» **Problem**:
Can all of these lines be returned exactly?

» **Excerpted data**:
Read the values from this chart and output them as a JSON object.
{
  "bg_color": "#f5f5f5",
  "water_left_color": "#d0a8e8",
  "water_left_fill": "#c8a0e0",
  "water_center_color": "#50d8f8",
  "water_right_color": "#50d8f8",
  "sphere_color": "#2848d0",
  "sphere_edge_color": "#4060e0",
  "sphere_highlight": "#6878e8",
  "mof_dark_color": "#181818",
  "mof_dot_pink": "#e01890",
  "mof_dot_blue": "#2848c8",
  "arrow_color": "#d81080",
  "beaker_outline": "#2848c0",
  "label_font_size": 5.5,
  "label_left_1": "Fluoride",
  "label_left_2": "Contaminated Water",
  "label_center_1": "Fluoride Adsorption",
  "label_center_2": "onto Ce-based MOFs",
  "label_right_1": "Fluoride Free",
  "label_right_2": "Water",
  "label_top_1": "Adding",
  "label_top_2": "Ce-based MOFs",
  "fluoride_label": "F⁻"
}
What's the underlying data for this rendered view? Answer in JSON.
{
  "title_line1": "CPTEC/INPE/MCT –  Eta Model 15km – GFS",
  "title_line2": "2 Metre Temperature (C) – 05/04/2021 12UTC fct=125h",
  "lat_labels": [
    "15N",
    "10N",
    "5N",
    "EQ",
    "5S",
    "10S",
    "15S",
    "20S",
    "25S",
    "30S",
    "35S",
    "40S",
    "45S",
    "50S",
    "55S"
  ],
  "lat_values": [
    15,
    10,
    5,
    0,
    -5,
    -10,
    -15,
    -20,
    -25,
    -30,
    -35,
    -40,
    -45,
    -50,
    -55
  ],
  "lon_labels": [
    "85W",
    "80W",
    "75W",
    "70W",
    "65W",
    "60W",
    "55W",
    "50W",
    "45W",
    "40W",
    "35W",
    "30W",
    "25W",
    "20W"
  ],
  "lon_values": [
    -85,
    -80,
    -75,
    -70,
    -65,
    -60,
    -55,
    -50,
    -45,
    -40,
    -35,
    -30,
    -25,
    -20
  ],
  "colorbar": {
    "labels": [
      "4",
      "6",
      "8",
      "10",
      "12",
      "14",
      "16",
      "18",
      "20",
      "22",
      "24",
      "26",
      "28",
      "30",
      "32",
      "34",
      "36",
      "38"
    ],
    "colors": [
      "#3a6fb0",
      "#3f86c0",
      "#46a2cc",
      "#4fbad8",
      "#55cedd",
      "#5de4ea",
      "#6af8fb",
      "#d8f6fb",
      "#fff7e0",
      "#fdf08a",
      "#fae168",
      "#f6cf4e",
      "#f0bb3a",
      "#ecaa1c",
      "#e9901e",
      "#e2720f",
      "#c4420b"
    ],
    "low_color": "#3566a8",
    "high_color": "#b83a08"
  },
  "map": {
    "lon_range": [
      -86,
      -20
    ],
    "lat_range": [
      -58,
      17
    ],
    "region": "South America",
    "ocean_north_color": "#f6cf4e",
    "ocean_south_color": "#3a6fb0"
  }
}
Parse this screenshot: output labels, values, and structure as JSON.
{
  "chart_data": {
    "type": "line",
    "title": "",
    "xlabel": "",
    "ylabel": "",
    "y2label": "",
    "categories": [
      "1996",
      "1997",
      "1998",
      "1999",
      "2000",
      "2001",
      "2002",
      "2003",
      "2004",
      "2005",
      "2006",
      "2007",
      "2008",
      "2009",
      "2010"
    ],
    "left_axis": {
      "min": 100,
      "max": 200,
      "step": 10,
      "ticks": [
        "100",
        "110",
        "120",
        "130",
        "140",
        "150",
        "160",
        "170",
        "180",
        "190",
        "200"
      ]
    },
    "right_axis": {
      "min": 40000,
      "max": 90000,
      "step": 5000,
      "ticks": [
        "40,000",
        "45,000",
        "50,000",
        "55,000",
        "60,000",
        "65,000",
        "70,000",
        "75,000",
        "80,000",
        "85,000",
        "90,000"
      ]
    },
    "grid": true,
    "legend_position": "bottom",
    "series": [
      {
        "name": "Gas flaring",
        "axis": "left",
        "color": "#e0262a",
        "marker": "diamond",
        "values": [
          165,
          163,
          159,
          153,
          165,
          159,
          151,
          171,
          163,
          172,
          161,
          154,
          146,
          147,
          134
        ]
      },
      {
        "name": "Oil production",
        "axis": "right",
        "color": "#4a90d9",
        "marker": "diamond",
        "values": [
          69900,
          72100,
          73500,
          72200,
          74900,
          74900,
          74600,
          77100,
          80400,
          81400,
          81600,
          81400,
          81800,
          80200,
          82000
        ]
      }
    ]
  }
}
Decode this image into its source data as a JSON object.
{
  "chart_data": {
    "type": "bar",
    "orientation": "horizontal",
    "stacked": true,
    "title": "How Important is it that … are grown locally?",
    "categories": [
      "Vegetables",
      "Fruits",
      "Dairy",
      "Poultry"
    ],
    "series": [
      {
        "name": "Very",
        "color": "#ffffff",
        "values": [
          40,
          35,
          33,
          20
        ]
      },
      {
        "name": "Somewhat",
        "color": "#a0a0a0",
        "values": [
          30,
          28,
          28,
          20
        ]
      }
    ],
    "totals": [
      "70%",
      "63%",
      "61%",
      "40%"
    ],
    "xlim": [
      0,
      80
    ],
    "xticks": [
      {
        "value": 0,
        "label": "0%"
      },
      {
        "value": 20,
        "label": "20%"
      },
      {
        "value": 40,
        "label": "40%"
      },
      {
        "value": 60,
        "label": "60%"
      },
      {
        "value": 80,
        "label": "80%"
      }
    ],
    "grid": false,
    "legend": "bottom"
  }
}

» **Finished task**:
Read the values from this chart and output them as a JSON object.
{
  "bg_color": "#f5f5f5",
  "water_left_color": "#d0a8e8",
  "water_left_fill": "#c8a0e0",
  "water_center_color": "#50d8f8",
  "water_right_color": "#50d8f8",
  "sphere_color": "#2848d0",
  "sphere_edge_color": "#4060e0",
  "sphere_highlight": "#6878e8",
  "mof_dark_color": "#181818",
  "mof_dot_pink": "#e01890",
  "mof_dot_blue": "#2848c8",
  "arrow_color": "#d81080",
  "beaker_outline": "#2848c0",
  "label_font_size": 5.5,
  "label_left_1": "Fluoride",
  "label_left_2": "Contaminated Water",
  "label_center_1": "Fluoride Adsorption",
  "label_center_2": "onto Ce-based MOFs",
  "label_right_1": "Fluoride Free",
  "label_right_2": "Water",
  "label_top_1": "Adding",
  "label_top_2": "Ce-based MOFs",
  "fluoride_label": "F⁻"
}
What's the underlying data for this rendered view? Answer in JSON.
{
  "title_line1": "CPTEC/INPE/MCT –  Eta Model 15km – GFS",
  "title_line2": "2 Metre Temperature (C) – 05/04/2021 12UTC fct=125h",
  "lat_labels": [
    "15N",
    "10N",
    "5N",
    "EQ",
    "5S",
    "10S",
    "15S",
    "20S",
    "25S",
    "30S",
    "35S",
    "40S",
    "45S",
    "50S",
    "55S"
  ],
  "lat_values": [
    15,
    10,
    5,
    0,
    -5,
    -10,
    -15,
    -20,
    -25,
    -30,
    -35,
    -40,
    -45,
    -50,
    -55
  ],
  "lon_labels": [
    "85W",
    "80W",
    "75W",
    "70W",
    "65W",
    "60W",
    "55W",
    "50W",
    "45W",
    "40W",
    "35W",
    "30W",
    "25W",
    "20W"
  ],
  "lon_values": [
    -85,
    -80,
    -75,
    -70,
    -65,
    -60,
    -55,
    -50,
    -45,
    -40,
    -35,
    -30,
    -25,
    -20
  ],
  "colorbar": {
    "labels": [
      "4",
      "6",
      "8",
      "10",
      "12",
      "14",
      "16",
      "18",
      "20",
      "22",
      "24",
      "26",
      "28",
      "30",
      "32",
      "34",
      "36",
      "38"
    ],
    "colors": [
      "#3a6fb0",
      "#3f86c0",
      "#46a2cc",
      "#4fbad8",
      "#55cedd",
      "#5de4ea",
      "#6af8fb",
      "#d8f6fb",
      "#fff7e0",
      "#fdf08a",
      "#fae168",
      "#f6cf4e",
      "#f0bb3a",
      "#ecaa1c",
      "#e9901e",
      "#e2720f",
      "#c4420b"
    ],
    "low_color": "#3566a8",
    "high_color": "#b83a08"
  },
  "map": {
    "lon_range": [
      -86,
      -20
    ],
    "lat_range": [
      -58,
      17
    ],
    "region": "South America",
    "ocean_north_color": "#f6cf4e",
    "ocean_south_color": "#3a6fb0"
  }
}
Parse this screenshot: output labels, values, and structure as JSON.
{
  "chart_data": {
    "type": "line",
    "title": "",
    "xlabel": "",
    "ylabel": "",
    "y2label": "",
    "categories": [
      "1996",
      "1997",
      "1998",
      "1999",
      "2000",
      "2001",
      "2002",
      "2003",
      "2004",
      "2005",
      "2006",
      "2007",
      "2008",
      "2009",
      "2010"
    ],
    "left_axis": {
      "min": 100,
      "max": 200,
      "step": 10,
      "ticks": [
        "100",
        "110",
        "120",
        "130",
        "140",
        "150",
        "160",
        "170",
        "180",
        "190",
        "200"
      ]
    },
    "right_axis": {
      "min": 40000,
      "max": 90000,
      "step": 5000,
      "ticks": [
        "40,000",
        "45,000",
        "50,000",
        "55,000",
        "60,000",
        "65,000",
        "70,000",
        "75,000",
        "80,000",
        "85,000",
        "90,000"
      ]
    },
    "grid": true,
    "legend_position": "bottom",
    "series": [
      {
        "name": "Gas flaring",
        "axis": "left",
        "color": "#e0262a",
        "marker": "diamond",
        "values": [
          165,
          163,
          159,
          153,
          165,
          159,
          151,
          171,
          163,
          172,
          161,
          154,
          146,
          147,
          134
        ]
      },
      {
        "name": "Oil production",
        "axis": "right",
        "color": "#4a90d9",
        "marker": "diamond",
        "values": [
          69900,
          72100,
          73500,
          72200,
          74900,
          74900,
          74600,
          77100,
          80400,
          81400,
          81600,
          81400,
          81800,
          80200,
          82000
        ]
      }
    ]
  }
}
Decode this image into its source data as a JSON object.
{
  "chart_data": {
    "type": "bar",
    "orientation": "horizontal",
    "stacked": true,
    "title": "How Important is it that … are grown locally?",
    "categories": [
      "Vegetables",
      "Fruits",
      "Dairy",
      "Poultry"
    ],
    "series": [
      {
        "name": "Very",
        "color": "#ffffff",
        "values": [
          40,
          35,
          33,
          20
        ]
      },
      {
        "name": "Somewhat",
        "color": "#a0a0a0",
        "values": [
          30,
          28,
          28,
          20
        ]
      }
    ],
    "totals": [
      "70%",
      "63%",
      "61%",
      "40%"
    ],
    "xlim": [
      0,
      80
    ],
    "xticks": [
      {
        "value": 0,
        "label": "0%"
      },
      {
        "value": 20,
        "label": "20%"
      },
      {
        "value": 40,
        "label": "40%"
      },
      {
        "value": 60,
        "label": "60%"
      },
      {
        "value": 80,
        "label": "80%"
      }
    ],
    "grid": false,
    "legend": "bottom"
  }
}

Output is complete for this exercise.